Pull out every line in the data that has the string "YouTube" in it.

# start of Data records

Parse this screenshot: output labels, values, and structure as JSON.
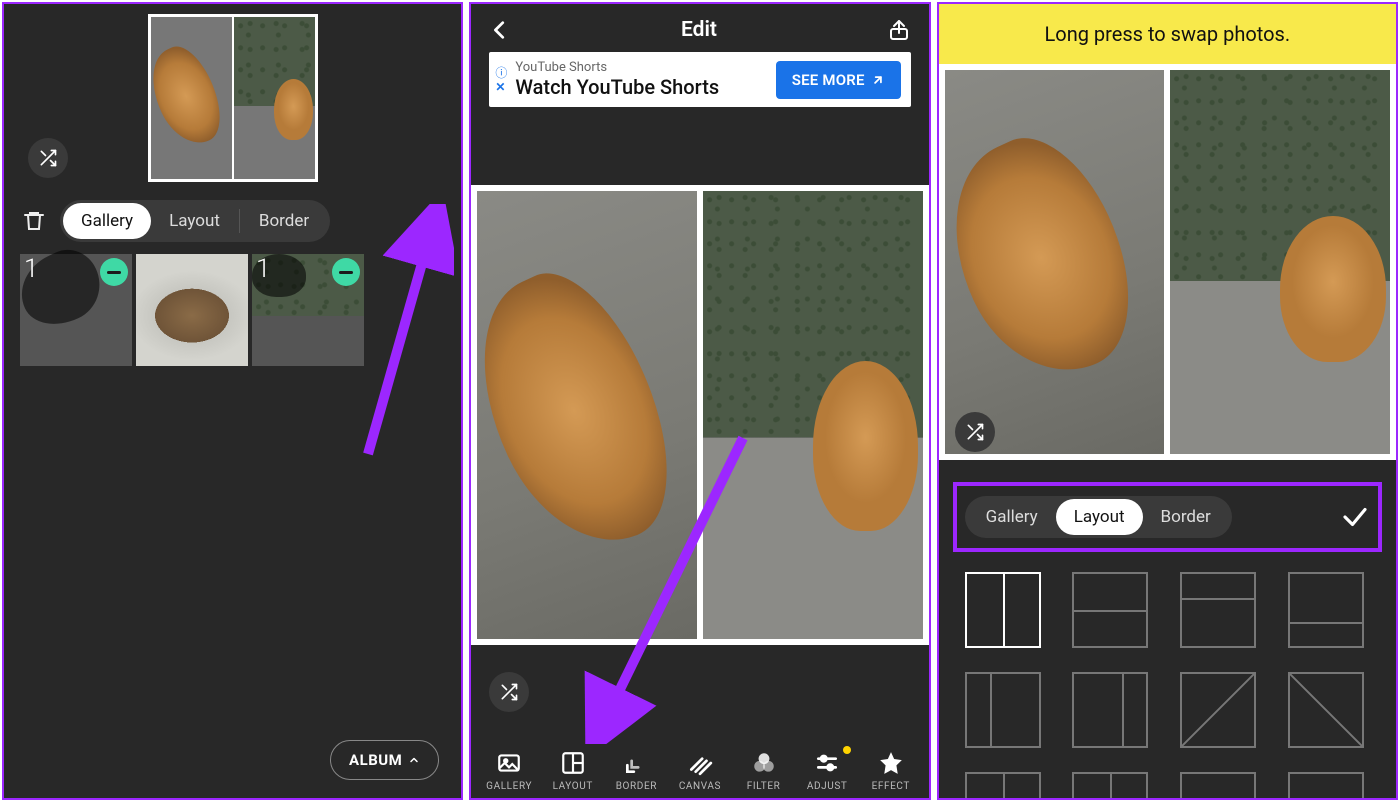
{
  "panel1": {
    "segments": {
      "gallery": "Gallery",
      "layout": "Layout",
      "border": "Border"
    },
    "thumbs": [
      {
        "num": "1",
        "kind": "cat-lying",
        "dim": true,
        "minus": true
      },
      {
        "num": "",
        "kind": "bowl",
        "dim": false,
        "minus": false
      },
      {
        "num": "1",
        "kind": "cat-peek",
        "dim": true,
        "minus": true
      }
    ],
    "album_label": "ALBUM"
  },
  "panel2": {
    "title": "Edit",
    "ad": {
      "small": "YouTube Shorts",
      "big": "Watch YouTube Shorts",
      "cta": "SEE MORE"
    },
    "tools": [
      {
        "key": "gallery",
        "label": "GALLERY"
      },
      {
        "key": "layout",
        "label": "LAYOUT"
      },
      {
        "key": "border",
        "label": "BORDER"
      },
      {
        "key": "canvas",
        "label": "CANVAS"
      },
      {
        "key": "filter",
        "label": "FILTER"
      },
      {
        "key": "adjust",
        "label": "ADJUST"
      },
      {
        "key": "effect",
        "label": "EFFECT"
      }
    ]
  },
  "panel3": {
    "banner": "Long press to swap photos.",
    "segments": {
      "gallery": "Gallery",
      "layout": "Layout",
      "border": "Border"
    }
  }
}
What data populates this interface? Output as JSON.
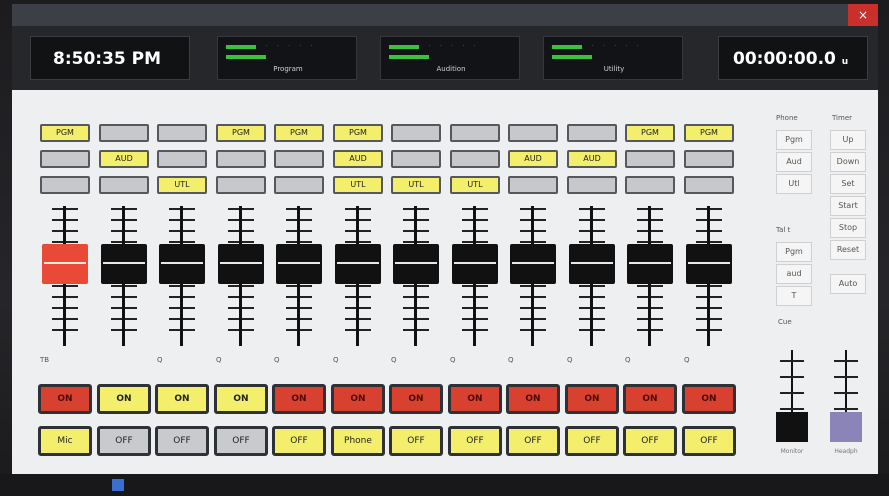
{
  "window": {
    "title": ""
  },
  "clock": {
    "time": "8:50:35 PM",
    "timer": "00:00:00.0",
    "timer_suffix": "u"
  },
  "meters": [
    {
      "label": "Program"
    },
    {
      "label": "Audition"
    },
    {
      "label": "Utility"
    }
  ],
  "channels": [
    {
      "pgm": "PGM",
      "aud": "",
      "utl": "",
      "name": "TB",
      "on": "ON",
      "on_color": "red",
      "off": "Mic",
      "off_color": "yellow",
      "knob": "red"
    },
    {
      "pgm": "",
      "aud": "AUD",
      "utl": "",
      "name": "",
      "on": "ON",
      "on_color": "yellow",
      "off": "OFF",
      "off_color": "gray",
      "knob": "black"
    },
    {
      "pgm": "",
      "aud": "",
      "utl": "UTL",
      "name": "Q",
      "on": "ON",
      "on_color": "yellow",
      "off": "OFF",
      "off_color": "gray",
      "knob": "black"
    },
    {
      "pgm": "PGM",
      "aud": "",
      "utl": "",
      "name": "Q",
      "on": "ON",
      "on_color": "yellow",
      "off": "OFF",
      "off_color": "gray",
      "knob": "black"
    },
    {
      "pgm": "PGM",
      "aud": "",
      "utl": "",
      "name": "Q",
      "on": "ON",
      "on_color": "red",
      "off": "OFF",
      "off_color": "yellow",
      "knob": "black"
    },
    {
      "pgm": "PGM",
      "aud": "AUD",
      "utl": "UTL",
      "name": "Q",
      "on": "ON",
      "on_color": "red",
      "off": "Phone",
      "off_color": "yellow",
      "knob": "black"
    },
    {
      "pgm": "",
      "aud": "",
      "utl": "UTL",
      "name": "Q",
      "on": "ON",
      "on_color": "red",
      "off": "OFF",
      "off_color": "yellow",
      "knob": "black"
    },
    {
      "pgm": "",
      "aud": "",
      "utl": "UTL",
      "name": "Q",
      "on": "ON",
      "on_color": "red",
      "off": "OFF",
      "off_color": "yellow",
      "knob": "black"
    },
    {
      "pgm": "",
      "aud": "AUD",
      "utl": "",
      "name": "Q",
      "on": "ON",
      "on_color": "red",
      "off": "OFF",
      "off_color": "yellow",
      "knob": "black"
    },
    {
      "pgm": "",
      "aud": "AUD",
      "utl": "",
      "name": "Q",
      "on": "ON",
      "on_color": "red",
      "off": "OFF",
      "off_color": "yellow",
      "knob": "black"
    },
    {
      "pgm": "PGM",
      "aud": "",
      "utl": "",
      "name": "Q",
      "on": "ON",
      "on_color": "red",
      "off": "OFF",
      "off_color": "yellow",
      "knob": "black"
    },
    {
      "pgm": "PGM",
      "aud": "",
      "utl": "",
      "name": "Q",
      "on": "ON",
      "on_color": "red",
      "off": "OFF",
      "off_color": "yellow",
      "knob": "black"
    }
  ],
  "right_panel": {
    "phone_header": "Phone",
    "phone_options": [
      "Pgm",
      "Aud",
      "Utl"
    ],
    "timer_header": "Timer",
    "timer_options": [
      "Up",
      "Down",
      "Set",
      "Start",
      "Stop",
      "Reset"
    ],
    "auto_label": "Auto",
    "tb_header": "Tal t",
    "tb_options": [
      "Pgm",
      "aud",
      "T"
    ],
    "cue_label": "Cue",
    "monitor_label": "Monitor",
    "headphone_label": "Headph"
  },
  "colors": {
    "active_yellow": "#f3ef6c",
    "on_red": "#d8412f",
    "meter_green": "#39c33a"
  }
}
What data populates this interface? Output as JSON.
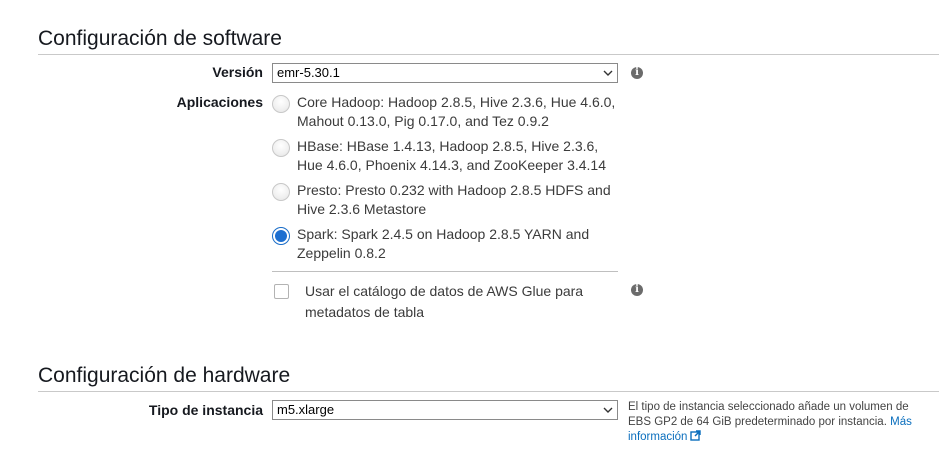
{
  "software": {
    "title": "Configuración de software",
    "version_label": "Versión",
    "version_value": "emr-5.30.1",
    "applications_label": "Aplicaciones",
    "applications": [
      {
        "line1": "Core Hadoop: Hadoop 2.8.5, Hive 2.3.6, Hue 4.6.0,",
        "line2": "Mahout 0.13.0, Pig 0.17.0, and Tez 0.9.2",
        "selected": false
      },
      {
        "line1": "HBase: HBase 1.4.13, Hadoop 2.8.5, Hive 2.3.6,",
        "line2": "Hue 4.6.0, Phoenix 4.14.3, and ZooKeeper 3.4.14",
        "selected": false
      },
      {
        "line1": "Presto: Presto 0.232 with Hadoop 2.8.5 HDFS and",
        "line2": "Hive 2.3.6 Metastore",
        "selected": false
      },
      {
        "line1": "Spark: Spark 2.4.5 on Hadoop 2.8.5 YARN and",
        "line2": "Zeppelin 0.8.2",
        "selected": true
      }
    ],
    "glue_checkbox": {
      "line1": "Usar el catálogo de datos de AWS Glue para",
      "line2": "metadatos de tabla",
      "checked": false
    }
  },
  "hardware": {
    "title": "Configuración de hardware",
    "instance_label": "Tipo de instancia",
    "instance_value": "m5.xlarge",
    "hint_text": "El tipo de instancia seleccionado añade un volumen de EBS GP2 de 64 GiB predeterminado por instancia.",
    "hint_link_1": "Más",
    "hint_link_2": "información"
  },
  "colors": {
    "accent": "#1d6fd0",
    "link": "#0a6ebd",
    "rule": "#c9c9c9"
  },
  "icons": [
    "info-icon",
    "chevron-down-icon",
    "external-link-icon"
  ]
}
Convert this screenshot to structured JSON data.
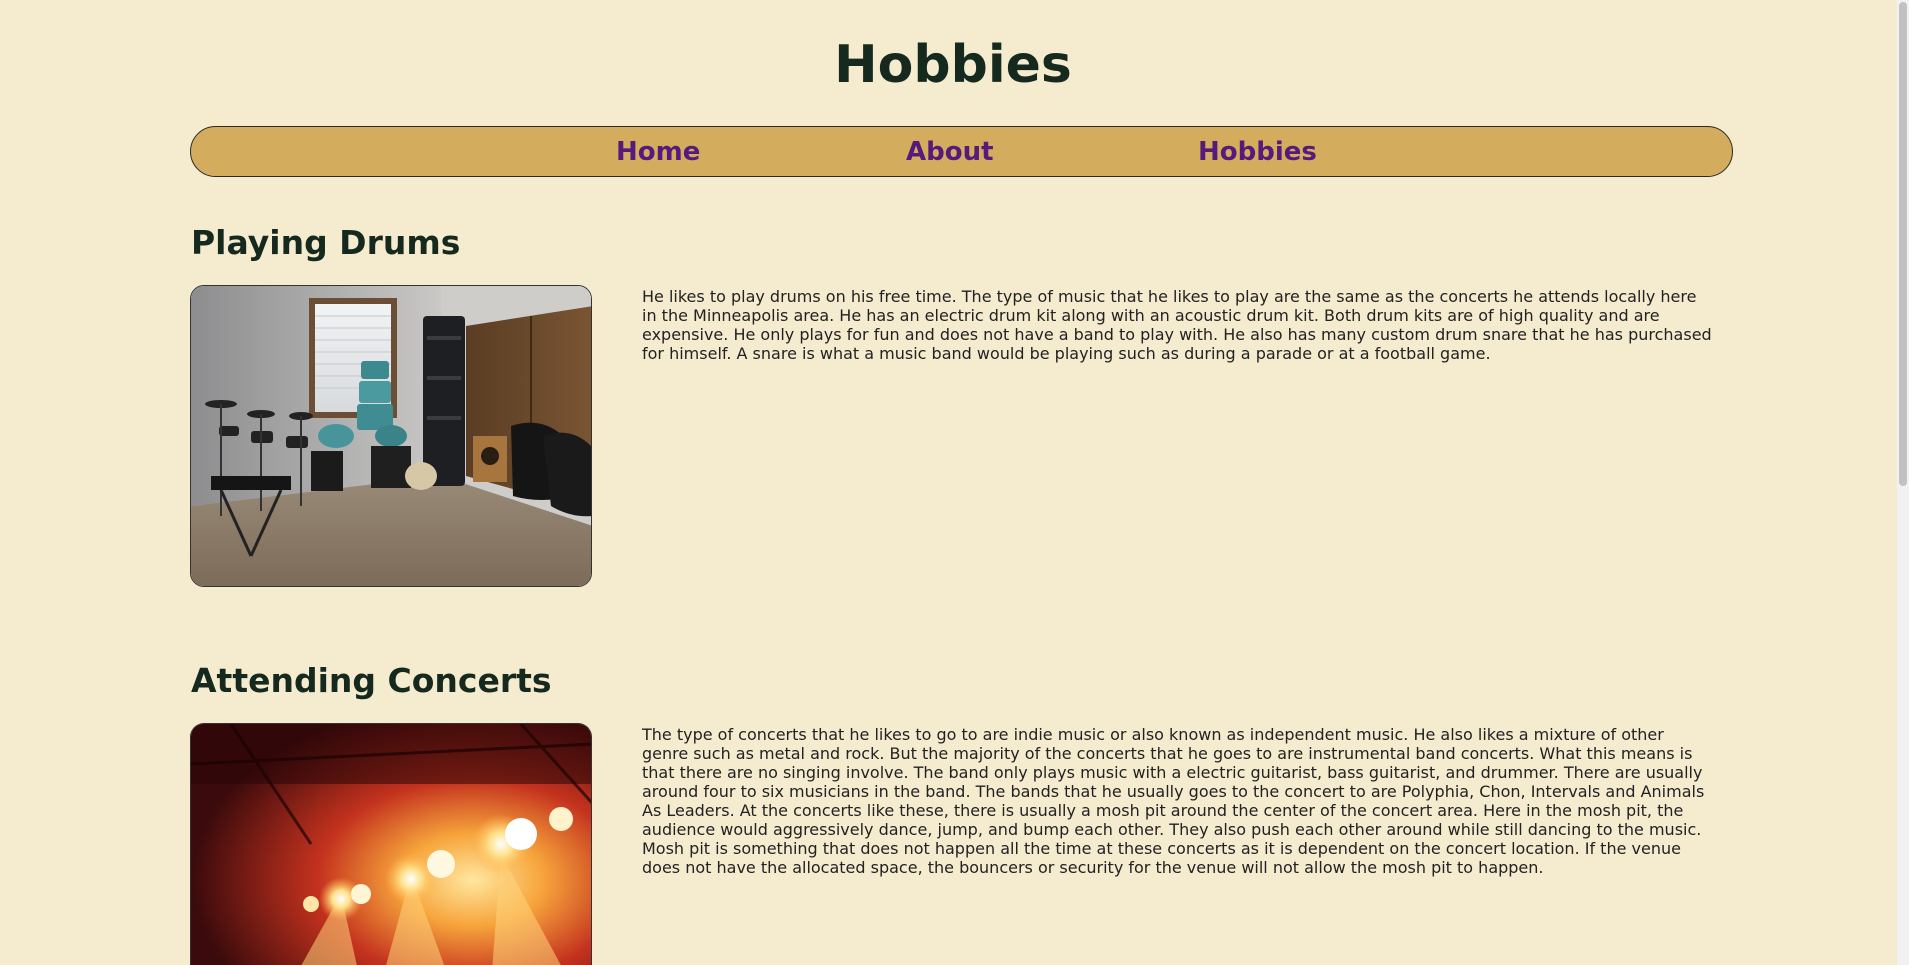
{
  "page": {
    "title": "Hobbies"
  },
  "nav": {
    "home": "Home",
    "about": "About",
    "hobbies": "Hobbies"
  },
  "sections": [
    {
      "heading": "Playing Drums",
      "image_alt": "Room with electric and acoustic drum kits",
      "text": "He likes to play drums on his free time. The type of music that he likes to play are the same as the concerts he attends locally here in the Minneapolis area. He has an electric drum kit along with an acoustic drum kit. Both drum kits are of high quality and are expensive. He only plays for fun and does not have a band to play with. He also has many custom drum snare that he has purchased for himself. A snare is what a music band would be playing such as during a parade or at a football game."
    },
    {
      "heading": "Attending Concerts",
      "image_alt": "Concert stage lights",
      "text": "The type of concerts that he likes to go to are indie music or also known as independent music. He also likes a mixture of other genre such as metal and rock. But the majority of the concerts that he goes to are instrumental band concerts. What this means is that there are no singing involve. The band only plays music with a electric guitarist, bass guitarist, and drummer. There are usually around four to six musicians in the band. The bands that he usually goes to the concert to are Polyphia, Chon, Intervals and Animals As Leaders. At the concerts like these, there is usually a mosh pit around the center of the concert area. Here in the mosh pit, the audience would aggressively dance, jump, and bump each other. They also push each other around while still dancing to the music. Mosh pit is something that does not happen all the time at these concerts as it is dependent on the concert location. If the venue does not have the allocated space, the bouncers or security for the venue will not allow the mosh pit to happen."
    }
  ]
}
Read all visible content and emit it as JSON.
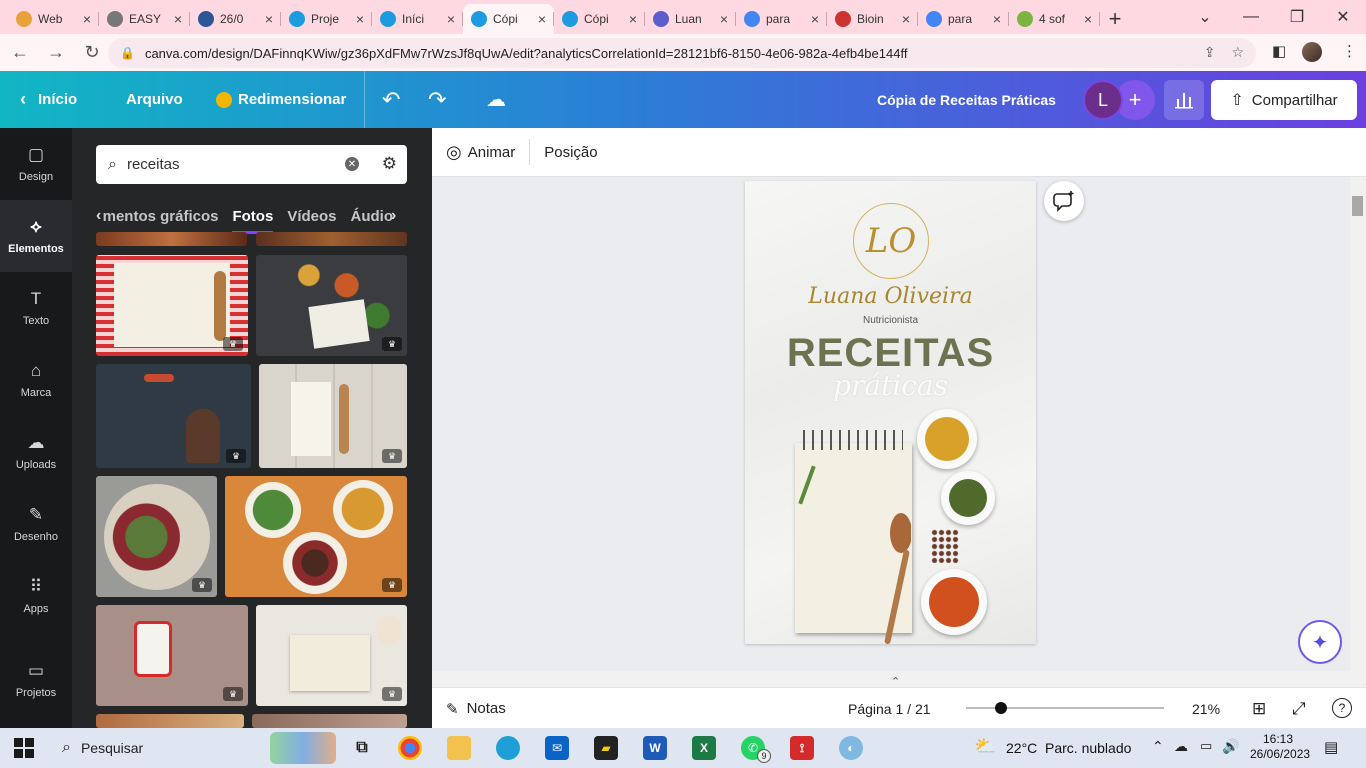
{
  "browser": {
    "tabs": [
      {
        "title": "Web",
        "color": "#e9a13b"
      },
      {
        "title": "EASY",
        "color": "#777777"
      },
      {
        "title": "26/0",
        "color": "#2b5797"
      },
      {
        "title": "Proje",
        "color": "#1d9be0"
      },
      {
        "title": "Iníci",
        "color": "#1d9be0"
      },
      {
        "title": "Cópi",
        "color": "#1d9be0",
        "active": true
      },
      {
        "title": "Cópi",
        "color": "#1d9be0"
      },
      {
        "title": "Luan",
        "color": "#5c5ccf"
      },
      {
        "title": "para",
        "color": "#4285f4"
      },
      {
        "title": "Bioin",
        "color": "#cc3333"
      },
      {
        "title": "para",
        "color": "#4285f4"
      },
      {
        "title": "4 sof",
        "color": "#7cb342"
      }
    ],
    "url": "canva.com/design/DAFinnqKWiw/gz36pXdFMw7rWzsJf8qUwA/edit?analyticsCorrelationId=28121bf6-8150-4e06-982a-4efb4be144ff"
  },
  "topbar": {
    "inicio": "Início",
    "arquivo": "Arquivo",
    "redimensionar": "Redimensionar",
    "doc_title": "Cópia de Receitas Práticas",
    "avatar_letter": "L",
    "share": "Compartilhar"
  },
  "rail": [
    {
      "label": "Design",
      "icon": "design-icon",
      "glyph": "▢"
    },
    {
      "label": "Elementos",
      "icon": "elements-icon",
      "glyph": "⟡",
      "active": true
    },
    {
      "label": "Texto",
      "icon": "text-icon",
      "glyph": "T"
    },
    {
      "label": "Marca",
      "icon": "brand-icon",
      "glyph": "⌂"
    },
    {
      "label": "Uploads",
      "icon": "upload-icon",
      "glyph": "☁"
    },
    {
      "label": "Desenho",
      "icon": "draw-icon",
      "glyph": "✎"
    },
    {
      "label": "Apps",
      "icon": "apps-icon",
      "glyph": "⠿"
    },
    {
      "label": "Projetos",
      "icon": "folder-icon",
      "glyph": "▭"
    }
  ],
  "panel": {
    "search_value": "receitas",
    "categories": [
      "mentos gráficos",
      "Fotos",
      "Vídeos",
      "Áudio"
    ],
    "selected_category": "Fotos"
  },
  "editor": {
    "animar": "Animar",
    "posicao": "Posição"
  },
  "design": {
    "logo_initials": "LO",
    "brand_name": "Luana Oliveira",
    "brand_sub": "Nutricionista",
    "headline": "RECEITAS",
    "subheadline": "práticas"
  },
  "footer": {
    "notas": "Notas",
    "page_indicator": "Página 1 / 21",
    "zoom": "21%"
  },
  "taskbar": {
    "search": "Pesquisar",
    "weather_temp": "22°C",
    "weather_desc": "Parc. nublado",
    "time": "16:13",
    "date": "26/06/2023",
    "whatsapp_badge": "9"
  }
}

# end of Data records

- Output of the exercise -
      "small": "YouTube Shorts",
      "big": "Watch YouTube Shorts",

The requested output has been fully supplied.